→ **Goal of the exercise**
State how many lines of the entries below hold the word "出口安装"; reply with nothing but the number.

→ **Given information**

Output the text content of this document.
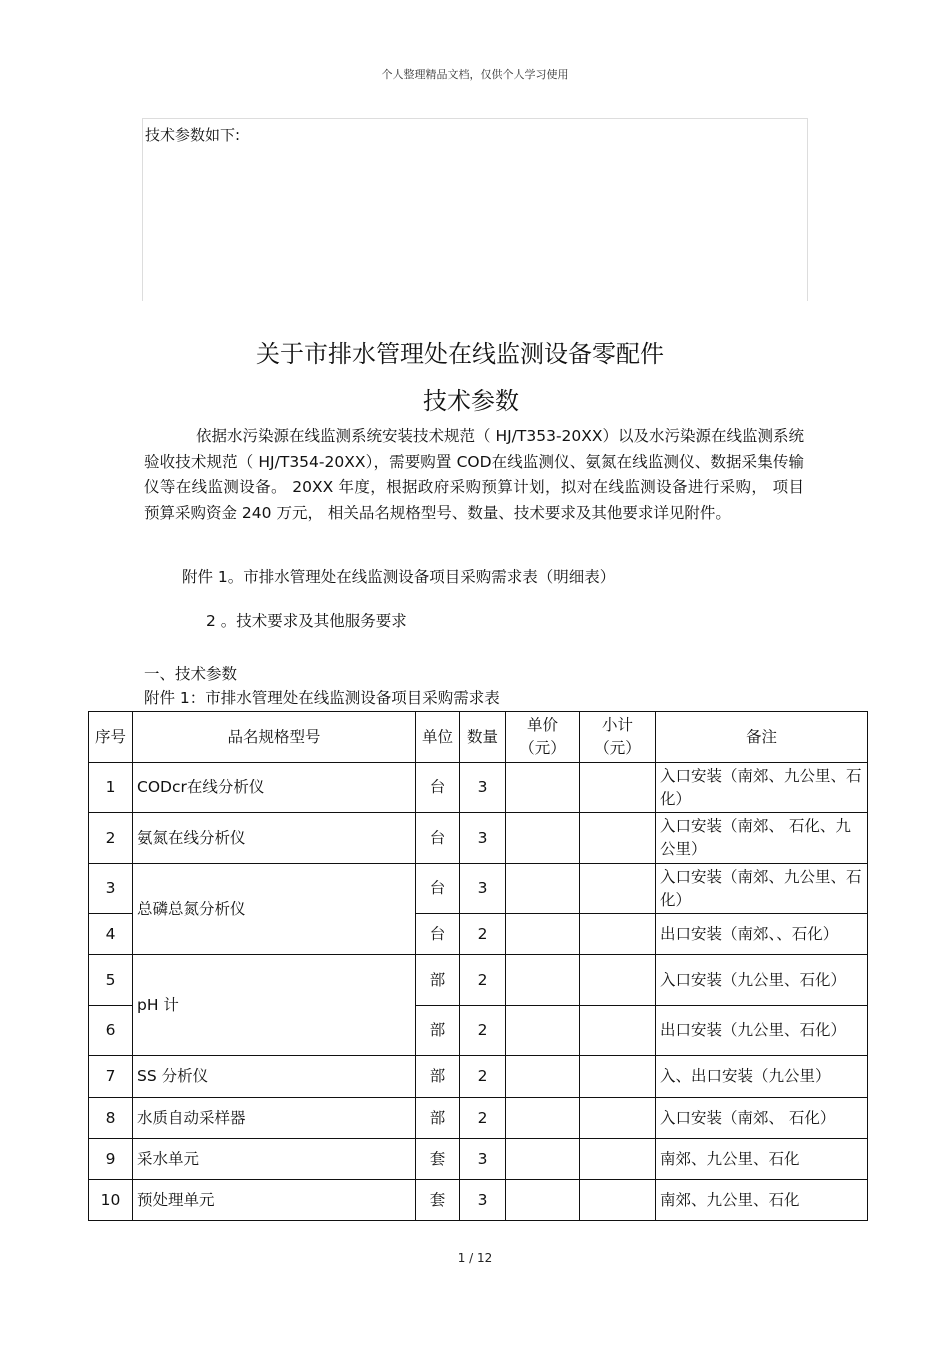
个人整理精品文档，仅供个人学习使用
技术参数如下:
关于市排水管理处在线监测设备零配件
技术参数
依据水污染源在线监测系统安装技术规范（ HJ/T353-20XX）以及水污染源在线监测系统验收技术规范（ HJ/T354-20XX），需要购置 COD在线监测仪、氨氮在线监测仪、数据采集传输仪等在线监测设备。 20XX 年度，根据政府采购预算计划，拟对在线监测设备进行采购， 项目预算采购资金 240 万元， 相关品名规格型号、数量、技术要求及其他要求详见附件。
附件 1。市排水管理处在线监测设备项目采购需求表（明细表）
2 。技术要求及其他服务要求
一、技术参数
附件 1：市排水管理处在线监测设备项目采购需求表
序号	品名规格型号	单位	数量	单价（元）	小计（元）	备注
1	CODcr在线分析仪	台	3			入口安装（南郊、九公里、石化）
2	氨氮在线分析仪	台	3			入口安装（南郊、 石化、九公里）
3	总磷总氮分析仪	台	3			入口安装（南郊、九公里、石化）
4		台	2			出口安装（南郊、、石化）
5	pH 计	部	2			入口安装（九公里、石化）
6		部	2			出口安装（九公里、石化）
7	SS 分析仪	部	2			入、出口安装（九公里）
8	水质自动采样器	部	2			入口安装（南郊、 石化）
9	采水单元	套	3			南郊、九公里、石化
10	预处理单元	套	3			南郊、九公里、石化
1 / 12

→ **Output for this task**
3